__What is needed__
Retype each entry below exactly as it stands.

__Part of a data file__
(begin)

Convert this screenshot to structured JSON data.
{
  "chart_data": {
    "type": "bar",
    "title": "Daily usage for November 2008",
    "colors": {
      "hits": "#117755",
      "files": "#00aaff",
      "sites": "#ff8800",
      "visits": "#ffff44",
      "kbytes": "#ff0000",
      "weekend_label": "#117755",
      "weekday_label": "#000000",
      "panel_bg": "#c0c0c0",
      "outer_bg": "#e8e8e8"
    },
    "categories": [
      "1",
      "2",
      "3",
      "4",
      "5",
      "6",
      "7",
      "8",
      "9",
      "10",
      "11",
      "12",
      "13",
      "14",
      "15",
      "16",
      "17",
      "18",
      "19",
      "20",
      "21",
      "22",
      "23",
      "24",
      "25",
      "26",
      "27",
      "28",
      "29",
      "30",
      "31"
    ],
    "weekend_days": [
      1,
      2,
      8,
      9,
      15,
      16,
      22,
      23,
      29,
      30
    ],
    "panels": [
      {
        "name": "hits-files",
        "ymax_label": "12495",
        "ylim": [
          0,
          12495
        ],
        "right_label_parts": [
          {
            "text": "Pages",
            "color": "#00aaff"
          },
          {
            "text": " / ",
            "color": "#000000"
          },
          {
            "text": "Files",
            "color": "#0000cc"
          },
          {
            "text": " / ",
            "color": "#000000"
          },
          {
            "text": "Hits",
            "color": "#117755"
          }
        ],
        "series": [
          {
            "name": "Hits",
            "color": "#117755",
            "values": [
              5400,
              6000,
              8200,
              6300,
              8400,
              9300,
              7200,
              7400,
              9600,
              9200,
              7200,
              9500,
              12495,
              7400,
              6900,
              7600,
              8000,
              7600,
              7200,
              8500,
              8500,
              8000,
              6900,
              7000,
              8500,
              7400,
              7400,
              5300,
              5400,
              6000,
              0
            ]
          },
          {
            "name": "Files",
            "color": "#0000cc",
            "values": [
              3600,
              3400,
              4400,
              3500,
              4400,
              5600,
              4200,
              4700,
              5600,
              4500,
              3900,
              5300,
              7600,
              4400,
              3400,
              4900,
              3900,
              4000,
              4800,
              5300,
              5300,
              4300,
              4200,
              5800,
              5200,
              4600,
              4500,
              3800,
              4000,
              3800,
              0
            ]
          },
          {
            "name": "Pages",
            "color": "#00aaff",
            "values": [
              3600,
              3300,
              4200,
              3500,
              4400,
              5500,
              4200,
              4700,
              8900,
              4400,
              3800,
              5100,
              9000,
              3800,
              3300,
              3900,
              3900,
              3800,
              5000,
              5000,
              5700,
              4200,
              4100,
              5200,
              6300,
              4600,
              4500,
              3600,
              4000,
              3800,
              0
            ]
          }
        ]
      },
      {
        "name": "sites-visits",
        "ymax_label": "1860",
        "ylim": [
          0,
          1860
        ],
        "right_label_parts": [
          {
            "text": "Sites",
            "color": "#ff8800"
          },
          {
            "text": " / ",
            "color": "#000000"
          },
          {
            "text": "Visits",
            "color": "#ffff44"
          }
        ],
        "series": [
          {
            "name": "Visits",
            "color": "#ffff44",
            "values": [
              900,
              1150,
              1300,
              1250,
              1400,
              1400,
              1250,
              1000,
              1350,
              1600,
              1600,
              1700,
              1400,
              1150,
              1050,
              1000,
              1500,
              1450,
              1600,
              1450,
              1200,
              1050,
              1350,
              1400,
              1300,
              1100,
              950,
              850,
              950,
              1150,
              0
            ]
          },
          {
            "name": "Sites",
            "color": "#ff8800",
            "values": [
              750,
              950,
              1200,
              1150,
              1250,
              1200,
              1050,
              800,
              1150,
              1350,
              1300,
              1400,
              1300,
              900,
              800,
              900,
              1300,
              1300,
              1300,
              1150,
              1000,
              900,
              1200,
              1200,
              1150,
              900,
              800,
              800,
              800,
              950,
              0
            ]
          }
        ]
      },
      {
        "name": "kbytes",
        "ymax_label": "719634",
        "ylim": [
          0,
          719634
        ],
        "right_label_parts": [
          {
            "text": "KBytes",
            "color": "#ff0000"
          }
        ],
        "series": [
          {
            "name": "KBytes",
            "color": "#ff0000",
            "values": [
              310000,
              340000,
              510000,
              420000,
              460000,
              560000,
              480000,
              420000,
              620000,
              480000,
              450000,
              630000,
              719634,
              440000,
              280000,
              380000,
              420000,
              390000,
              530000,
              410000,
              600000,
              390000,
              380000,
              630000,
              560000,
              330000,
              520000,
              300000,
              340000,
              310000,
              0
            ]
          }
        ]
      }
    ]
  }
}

(end)

__Exercise response__
Convert this screenshot to structured JSON data.
{
  "chart_data": {
    "type": "bar",
    "title": "Daily usage for November 2008",
    "colors": {
      "hits": "#117755",
      "files": "#00aaff",
      "sites": "#ff8800",
      "visits": "#ffff44",
      "kbytes": "#ff0000",
      "weekend_label": "#117755",
      "weekday_label": "#000000",
      "panel_bg": "#c0c0c0",
      "outer_bg": "#e8e8e8"
    },
    "categories": [
      "1",
      "2",
      "3",
      "4",
      "5",
      "6",
      "7",
      "8",
      "9",
      "10",
      "11",
      "12",
      "13",
      "14",
      "15",
      "16",
      "17",
      "18",
      "19",
      "20",
      "21",
      "22",
      "23",
      "24",
      "25",
      "26",
      "27",
      "28",
      "29",
      "30",
      "31"
    ],
    "weekend_days": [
      1,
      2,
      8,
      9,
      15,
      16,
      22,
      23,
      29,
      30
    ],
    "panels": [
      {
        "name": "hits-files",
        "ymax_label": "12495",
        "ylim": [
          0,
          12495
        ],
        "right_label_parts": [
          {
            "text": "Pages",
            "color": "#00aaff"
          },
          {
            "text": " / ",
            "color": "#000000"
          },
          {
            "text": "Files",
            "color": "#0000cc"
          },
          {
            "text": " / ",
            "color": "#000000"
          },
          {
            "text": "Hits",
            "color": "#117755"
          }
        ],
        "series": [
          {
            "name": "Hits",
            "color": "#117755",
            "values": [
              5400,
              6000,
              8200,
              6300,
              8400,
              9300,
              7200,
              7400,
              9600,
              9200,
              7200,
              9500,
              12495,
              7400,
              6900,
              7600,
              8000,
              7600,
              7200,
              8500,
              8500,
              8000,
              6900,
              7000,
              8500,
              7400,
              7400,
              5300,
              5400,
              6000,
              0
            ]
          },
          {
            "name": "Files",
            "color": "#0000cc",
            "values": [
              3600,
              3400,
              4400,
              3500,
              4400,
              5600,
              4200,
              4700,
              5600,
              4500,
              3900,
              5300,
              7600,
              4400,
              3400,
              4900,
              3900,
              4000,
              4800,
              5300,
              5300,
              4300,
              4200,
              5800,
              5200,
              4600,
              4500,
              3800,
              4000,
              3800,
              0
            ]
          },
          {
            "name": "Pages",
            "color": "#00aaff",
            "values": [
              3600,
              3300,
              4200,
              3500,
              4400,
              5500,
              4200,
              4700,
              8900,
              4400,
              3800,
              5100,
              9000,
              3800,
              3300,
              3900,
              3900,
              3800,
              5000,
              5000,
              5700,
              4200,
              4100,
              5200,
              6300,
              4600,
              4500,
              3600,
              4000,
              3800,
              0
            ]
          }
        ]
      },
      {
        "name": "sites-visits",
        "ymax_label": "1860",
        "ylim": [
          0,
          1860
        ],
        "right_label_parts": [
          {
            "text": "Sites",
            "color": "#ff8800"
          },
          {
            "text": " / ",
            "color": "#000000"
          },
          {
            "text": "Visits",
            "color": "#ffff44"
          }
        ],
        "series": [
          {
            "name": "Visits",
            "color": "#ffff44",
            "values": [
              900,
              1150,
              1300,
              1250,
              1400,
              1400,
              1250,
              1000,
              1350,
              1600,
              1600,
              1700,
              1400,
              1150,
              1050,
              1000,
              1500,
              1450,
              1600,
              1450,
              1200,
              1050,
              1350,
              1400,
              1300,
              1100,
              950,
              850,
              950,
              1150,
              0
            ]
          },
          {
            "name": "Sites",
            "color": "#ff8800",
            "values": [
              750,
              950,
              1200,
              1150,
              1250,
              1200,
              1050,
              800,
              1150,
              1350,
              1300,
              1400,
              1300,
              900,
              800,
              900,
              1300,
              1300,
              1300,
              1150,
              1000,
              900,
              1200,
              1200,
              1150,
              900,
              800,
              800,
              800,
              950,
              0
            ]
          }
        ]
      },
      {
        "name": "kbytes",
        "ymax_label": "719634",
        "ylim": [
          0,
          719634
        ],
        "right_label_parts": [
          {
            "text": "KBytes",
            "color": "#ff0000"
          }
        ],
        "series": [
          {
            "name": "KBytes",
            "color": "#ff0000",
            "values": [
              310000,
              340000,
              510000,
              420000,
              460000,
              560000,
              480000,
              420000,
              620000,
              480000,
              450000,
              630000,
              719634,
              440000,
              280000,
              380000,
              420000,
              390000,
              530000,
              410000,
              600000,
              390000,
              380000,
              630000,
              560000,
              330000,
              520000,
              300000,
              340000,
              310000,
              0
            ]
          }
        ]
      }
    ]
  }
}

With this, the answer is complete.